● **EXERCISE REQUIREMENTS**: Retype the data below without altering anything.

● **DATA EXCERPTS**:
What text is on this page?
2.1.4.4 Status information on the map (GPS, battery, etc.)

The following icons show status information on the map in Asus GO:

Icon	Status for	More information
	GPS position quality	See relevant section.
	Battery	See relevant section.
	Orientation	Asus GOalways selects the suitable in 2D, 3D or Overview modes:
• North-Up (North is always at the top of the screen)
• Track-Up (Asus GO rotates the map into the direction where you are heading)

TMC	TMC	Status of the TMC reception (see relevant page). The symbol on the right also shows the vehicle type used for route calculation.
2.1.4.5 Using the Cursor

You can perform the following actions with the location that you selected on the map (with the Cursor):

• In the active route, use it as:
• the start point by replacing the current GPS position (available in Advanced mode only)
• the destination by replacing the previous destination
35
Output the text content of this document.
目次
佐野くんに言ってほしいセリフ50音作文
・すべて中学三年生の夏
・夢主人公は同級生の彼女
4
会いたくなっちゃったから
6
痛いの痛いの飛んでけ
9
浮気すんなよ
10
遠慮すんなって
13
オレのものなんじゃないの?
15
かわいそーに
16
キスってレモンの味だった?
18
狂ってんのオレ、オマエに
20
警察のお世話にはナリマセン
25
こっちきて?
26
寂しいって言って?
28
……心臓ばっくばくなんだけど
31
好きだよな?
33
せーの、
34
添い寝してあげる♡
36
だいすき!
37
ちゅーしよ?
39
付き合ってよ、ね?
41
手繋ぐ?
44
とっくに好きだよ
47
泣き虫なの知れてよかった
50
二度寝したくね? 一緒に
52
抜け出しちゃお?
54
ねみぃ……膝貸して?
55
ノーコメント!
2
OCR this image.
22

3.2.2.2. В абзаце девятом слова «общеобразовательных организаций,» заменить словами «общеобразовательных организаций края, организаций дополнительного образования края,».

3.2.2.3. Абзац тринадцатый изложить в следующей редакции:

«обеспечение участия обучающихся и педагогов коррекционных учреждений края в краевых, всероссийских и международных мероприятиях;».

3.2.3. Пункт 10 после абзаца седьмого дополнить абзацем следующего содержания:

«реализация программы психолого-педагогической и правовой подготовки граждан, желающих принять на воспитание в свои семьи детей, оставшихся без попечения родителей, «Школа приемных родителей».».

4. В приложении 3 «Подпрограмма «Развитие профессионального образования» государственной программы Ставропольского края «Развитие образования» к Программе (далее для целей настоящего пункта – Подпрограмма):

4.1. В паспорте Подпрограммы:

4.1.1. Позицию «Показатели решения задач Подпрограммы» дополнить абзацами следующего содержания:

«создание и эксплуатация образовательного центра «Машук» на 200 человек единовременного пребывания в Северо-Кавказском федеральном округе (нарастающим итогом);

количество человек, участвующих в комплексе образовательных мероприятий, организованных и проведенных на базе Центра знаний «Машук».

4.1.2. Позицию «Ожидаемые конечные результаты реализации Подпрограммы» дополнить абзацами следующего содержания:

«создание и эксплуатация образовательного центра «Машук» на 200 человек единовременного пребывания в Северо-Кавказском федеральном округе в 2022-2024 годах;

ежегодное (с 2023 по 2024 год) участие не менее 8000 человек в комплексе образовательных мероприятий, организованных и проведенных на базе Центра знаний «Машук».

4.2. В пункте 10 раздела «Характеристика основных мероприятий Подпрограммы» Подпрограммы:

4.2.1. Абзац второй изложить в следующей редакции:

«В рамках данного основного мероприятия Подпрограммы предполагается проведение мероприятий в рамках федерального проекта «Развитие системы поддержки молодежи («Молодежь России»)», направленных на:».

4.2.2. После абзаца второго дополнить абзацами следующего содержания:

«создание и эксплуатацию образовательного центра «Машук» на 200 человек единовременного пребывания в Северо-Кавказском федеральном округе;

● **SOLUTION**:
What text is on this page?
2.1.4.4 Status information on the map (GPS, battery, etc.)

The following icons show status information on the map in Asus GO:

Icon	Status for	More information
	GPS position quality	See relevant section.
	Battery	See relevant section.
	Orientation	Asus GOalways selects the suitable in 2D, 3D or Overview modes:
• North-Up (North is always at the top of the screen)
• Track-Up (Asus GO rotates the map into the direction where you are heading)

TMC	TMC	Status of the TMC reception (see relevant page). The symbol on the right also shows the vehicle type used for route calculation.
2.1.4.5 Using the Cursor

You can perform the following actions with the location that you selected on the map (with the Cursor):

• In the active route, use it as:
• the start point by replacing the current GPS position (available in Advanced mode only)
• the destination by replacing the previous destination
35
Output the text content of this document.
目次
佐野くんに言ってほしいセリフ50音作文
・すべて中学三年生の夏
・夢主人公は同級生の彼女
4
会いたくなっちゃったから
6
痛いの痛いの飛んでけ
9
浮気すんなよ
10
遠慮すんなって
13
オレのものなんじゃないの?
15
かわいそーに
16
キスってレモンの味だった?
18
狂ってんのオレ、オマエに
20
警察のお世話にはナリマセン
25
こっちきて?
26
寂しいって言って?
28
……心臓ばっくばくなんだけど
31
好きだよな?
33
せーの、
34
添い寝してあげる♡
36
だいすき!
37
ちゅーしよ?
39
付き合ってよ、ね?
41
手繋ぐ?
44
とっくに好きだよ
47
泣き虫なの知れてよかった
50
二度寝したくね? 一緒に
52
抜け出しちゃお?
54
ねみぃ……膝貸して?
55
ノーコメント!
2
OCR this image.
22

3.2.2.2. В абзаце девятом слова «общеобразовательных организаций,» заменить словами «общеобразовательных организаций края, организаций дополнительного образования края,».

3.2.2.3. Абзац тринадцатый изложить в следующей редакции:

«обеспечение участия обучающихся и педагогов коррекционных учреждений края в краевых, всероссийских и международных мероприятиях;».

3.2.3. Пункт 10 после абзаца седьмого дополнить абзацем следующего содержания:

«реализация программы психолого-педагогической и правовой подготовки граждан, желающих принять на воспитание в свои семьи детей, оставшихся без попечения родителей, «Школа приемных родителей».».

4. В приложении 3 «Подпрограмма «Развитие профессионального образования» государственной программы Ставропольского края «Развитие образования» к Программе (далее для целей настоящего пункта – Подпрограмма):

4.1. В паспорте Подпрограммы:

4.1.1. Позицию «Показатели решения задач Подпрограммы» дополнить абзацами следующего содержания:

«создание и эксплуатация образовательного центра «Машук» на 200 человек единовременного пребывания в Северо-Кавказском федеральном округе (нарастающим итогом);

количество человек, участвующих в комплексе образовательных мероприятий, организованных и проведенных на базе Центра знаний «Машук».

4.1.2. Позицию «Ожидаемые конечные результаты реализации Подпрограммы» дополнить абзацами следующего содержания:

«создание и эксплуатация образовательного центра «Машук» на 200 человек единовременного пребывания в Северо-Кавказском федеральном округе в 2022-2024 годах;

ежегодное (с 2023 по 2024 год) участие не менее 8000 человек в комплексе образовательных мероприятий, организованных и проведенных на базе Центра знаний «Машук».

4.2. В пункте 10 раздела «Характеристика основных мероприятий Подпрограммы» Подпрограммы:

4.2.1. Абзац второй изложить в следующей редакции:

«В рамках данного основного мероприятия Подпрограммы предполагается проведение мероприятий в рамках федерального проекта «Развитие системы поддержки молодежи («Молодежь России»)», направленных на:».

4.2.2. После абзаца второго дополнить абзацами следующего содержания:

«создание и эксплуатацию образовательного центра «Машук» на 200 человек единовременного пребывания в Северо-Кавказском федеральном округе;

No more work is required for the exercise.